- **Given exercise**
All the data must come back unchanged, except that pictures are left out.

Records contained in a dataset
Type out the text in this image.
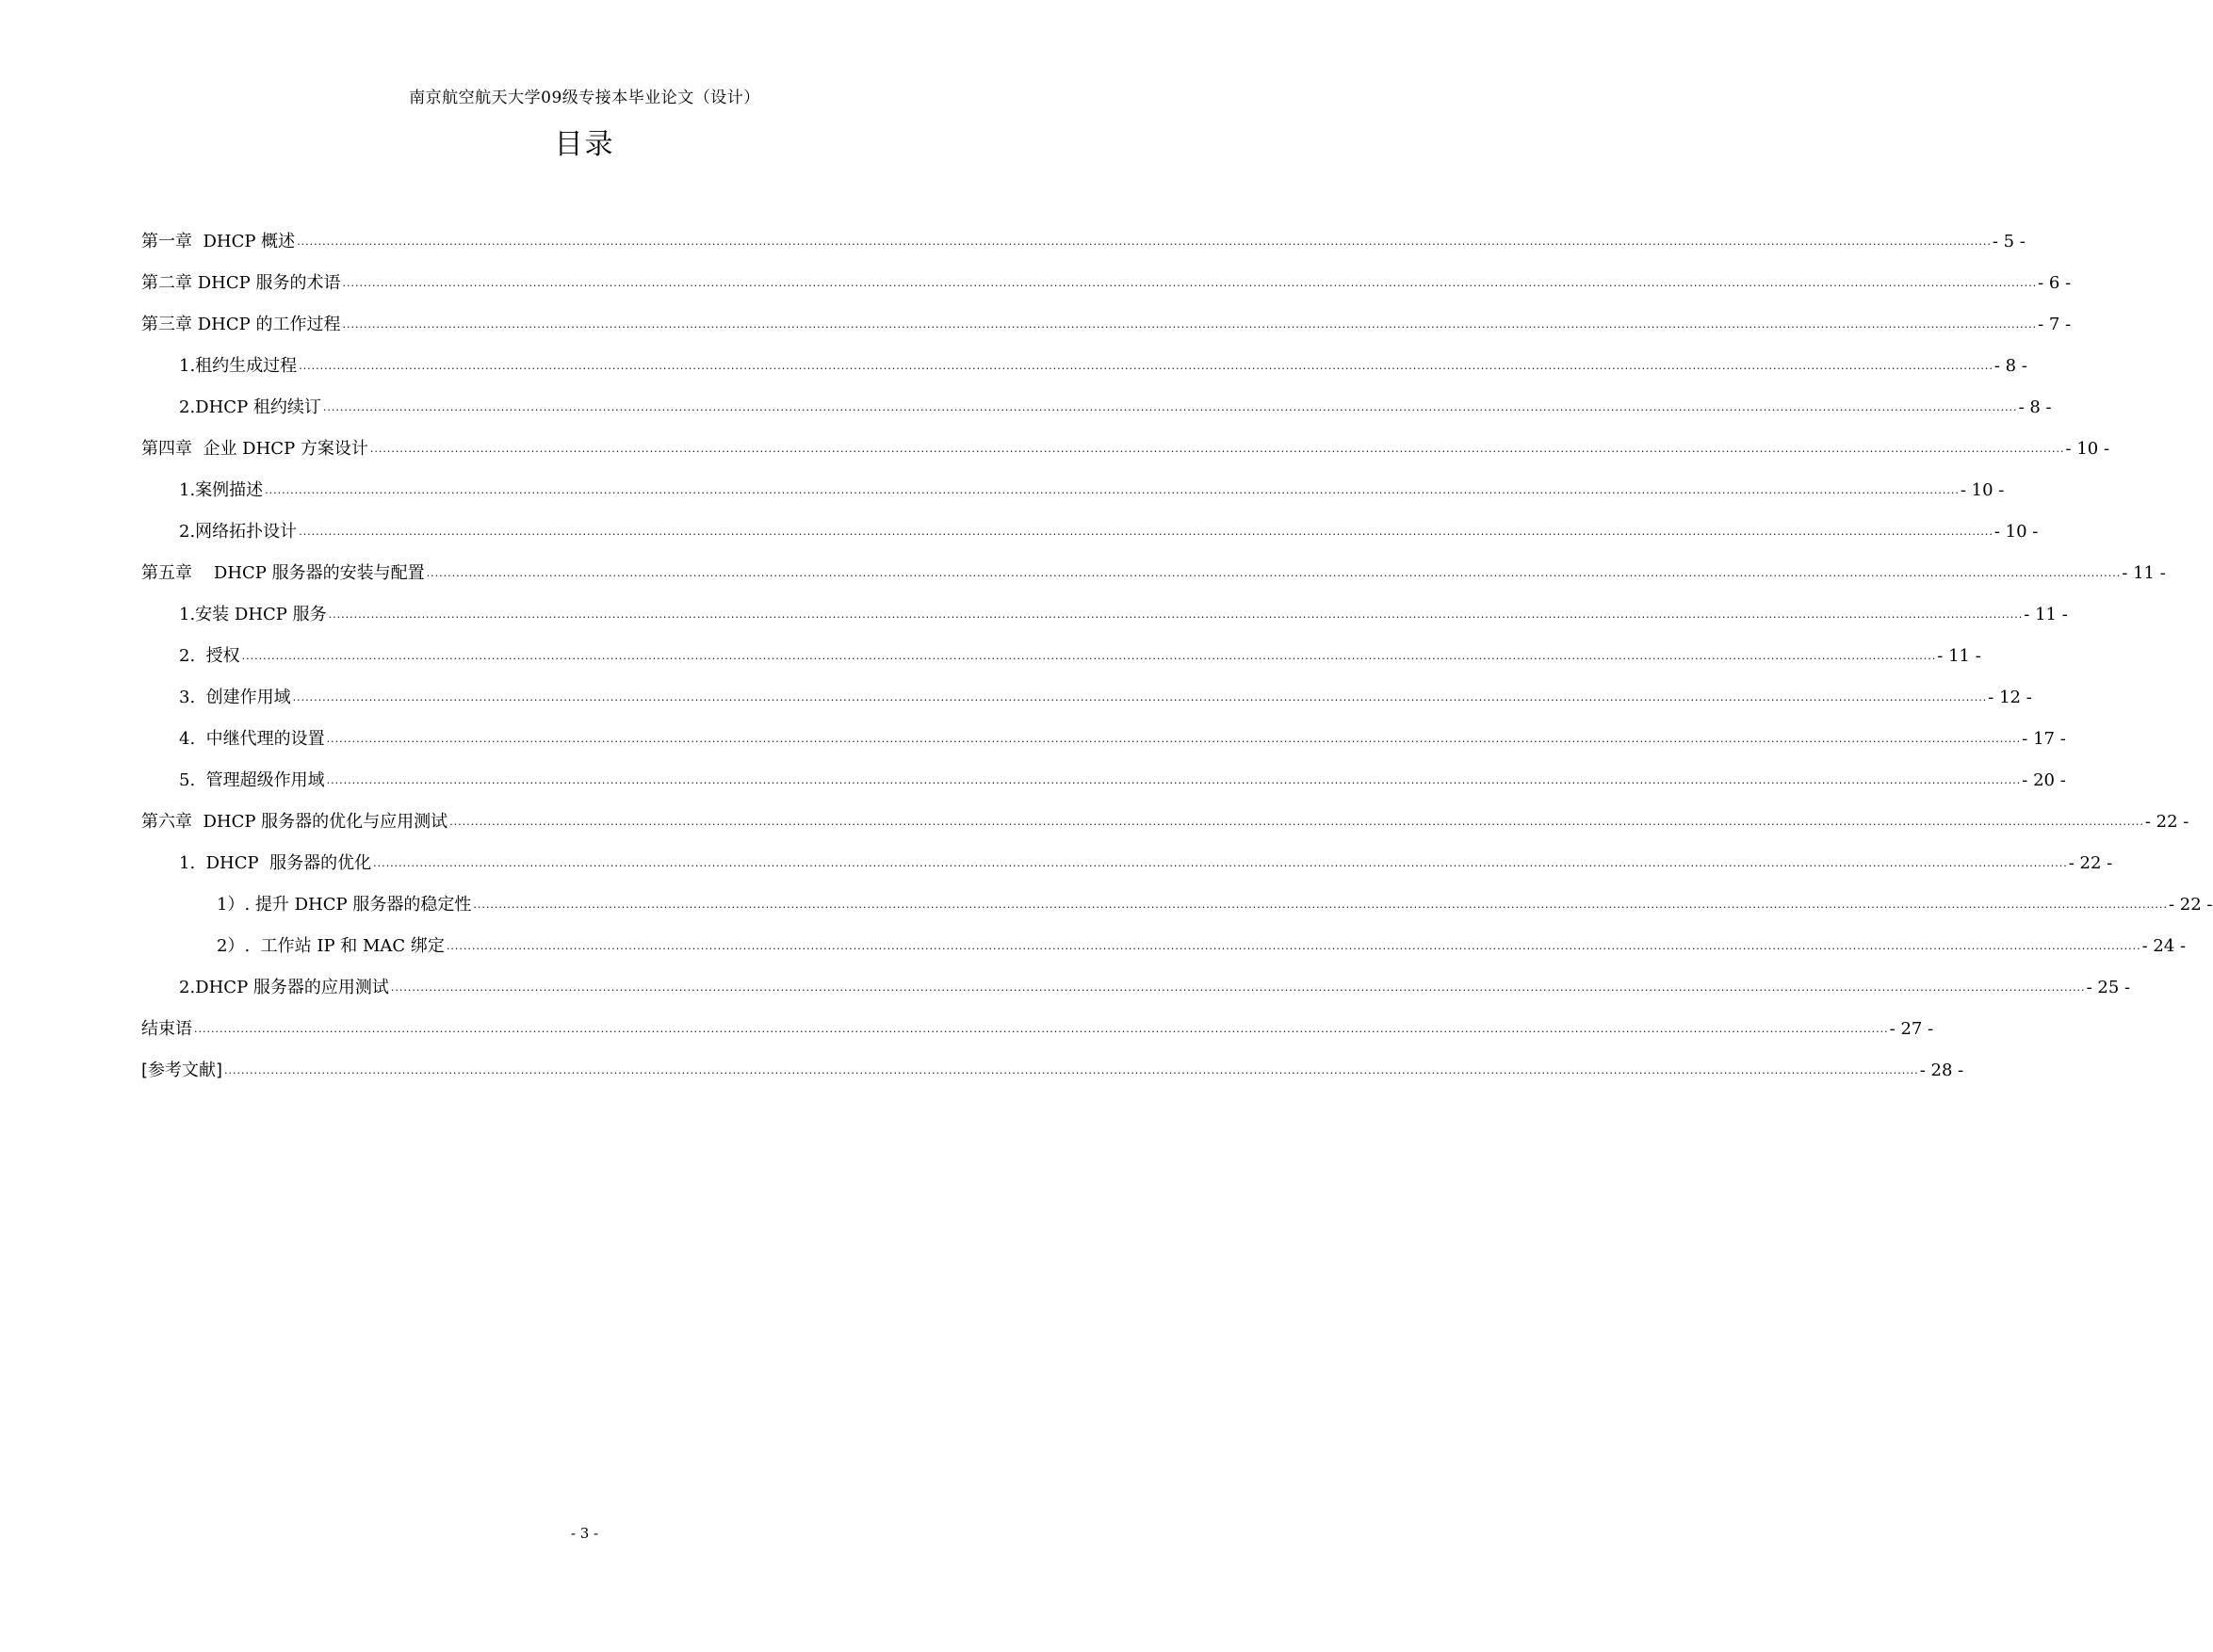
南京航空航天大学09级专接本毕业论文（设计）
目录
第一章  DHCP 概述 ................................................................................................................................................................................................................................................................................................................................................................................................................ - 5 -
第二章 DHCP 服务的术语 ................................................................................................................................................................................................................................................................................................................................................................................................................ - 6 -
第三章 DHCP 的工作过程 ................................................................................................................................................................................................................................................................................................................................................................................................................ - 7 -
1.租约生成过程 ................................................................................................................................................................................................................................................................................................................................................................................................................ - 8 -
2.DHCP 租约续订 ................................................................................................................................................................................................................................................................................................................................................................................................................ - 8 -
第四章  企业 DHCP 方案设计 ................................................................................................................................................................................................................................................................................................................................................................................................................ - 10 -
1.案例描述 ................................................................................................................................................................................................................................................................................................................................................................................................................ - 10 -
2.网络拓扑设计 ................................................................................................................................................................................................................................................................................................................................................................................................................ - 10 -
第五章    DHCP 服务器的安装与配置 ................................................................................................................................................................................................................................................................................................................................................................................................................ - 11 -
1.安装 DHCP 服务 ................................................................................................................................................................................................................................................................................................................................................................................................................ - 11 -
2.  授权 ................................................................................................................................................................................................................................................................................................................................................................................................................ - 11 -
3.  创建作用域 ................................................................................................................................................................................................................................................................................................................................................................................................................ - 12 -
4.  中继代理的设置 ................................................................................................................................................................................................................................................................................................................................................................................................................ - 17 -
5.  管理超级作用域 ................................................................................................................................................................................................................................................................................................................................................................................................................ - 20 -
第六章  DHCP 服务器的优化与应用测试 ................................................................................................................................................................................................................................................................................................................................................................................................................ - 22 -
1.  DHCP  服务器的优化 ................................................................................................................................................................................................................................................................................................................................................................................................................ - 22 -
1）. 提升 DHCP 服务器的稳定性 ................................................................................................................................................................................................................................................................................................................................................................................................................ - 22 -
2）.  工作站 IP 和 MAC 绑定 ................................................................................................................................................................................................................................................................................................................................................................................................................ - 24 -
2.DHCP 服务器的应用测试 ................................................................................................................................................................................................................................................................................................................................................................................................................ - 25 -
结束语 ................................................................................................................................................................................................................................................................................................................................................................................................................ - 27 -
[参考文献] ................................................................................................................................................................................................................................................................................................................................................................................................................ - 28 -
- 3 -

- **The output**
Type out the text in this image.
南京航空航天大学09级专接本毕业论文（设计）
目录
第一章  DHCP 概述 ................................................................................................................................................................................................................................................................................................................................................................................................................ - 5 -
第二章 DHCP 服务的术语 ................................................................................................................................................................................................................................................................................................................................................................................................................ - 6 -
第三章 DHCP 的工作过程 ................................................................................................................................................................................................................................................................................................................................................................................................................ - 7 -
1.租约生成过程 ................................................................................................................................................................................................................................................................................................................................................................................................................ - 8 -
2.DHCP 租约续订 ................................................................................................................................................................................................................................................................................................................................................................................................................ - 8 -
第四章  企业 DHCP 方案设计 ................................................................................................................................................................................................................................................................................................................................................................................................................ - 10 -
1.案例描述 ................................................................................................................................................................................................................................................................................................................................................................................................................ - 10 -
2.网络拓扑设计 ................................................................................................................................................................................................................................................................................................................................................................................................................ - 10 -
第五章    DHCP 服务器的安装与配置 ................................................................................................................................................................................................................................................................................................................................................................................................................ - 11 -
1.安装 DHCP 服务 ................................................................................................................................................................................................................................................................................................................................................................................................................ - 11 -
2.  授权 ................................................................................................................................................................................................................................................................................................................................................................................................................ - 11 -
3.  创建作用域 ................................................................................................................................................................................................................................................................................................................................................................................................................ - 12 -
4.  中继代理的设置 ................................................................................................................................................................................................................................................................................................................................................................................................................ - 17 -
5.  管理超级作用域 ................................................................................................................................................................................................................................................................................................................................................................................................................ - 20 -
第六章  DHCP 服务器的优化与应用测试 ................................................................................................................................................................................................................................................................................................................................................................................................................ - 22 -
1.  DHCP  服务器的优化 ................................................................................................................................................................................................................................................................................................................................................................................................................ - 22 -
1）. 提升 DHCP 服务器的稳定性 ................................................................................................................................................................................................................................................................................................................................................................................................................ - 22 -
2）.  工作站 IP 和 MAC 绑定 ................................................................................................................................................................................................................................................................................................................................................................................................................ - 24 -
2.DHCP 服务器的应用测试 ................................................................................................................................................................................................................................................................................................................................................................................................................ - 25 -
结束语 ................................................................................................................................................................................................................................................................................................................................................................................................................ - 27 -
[参考文献] ................................................................................................................................................................................................................................................................................................................................................................................................................ - 28 -
- 3 -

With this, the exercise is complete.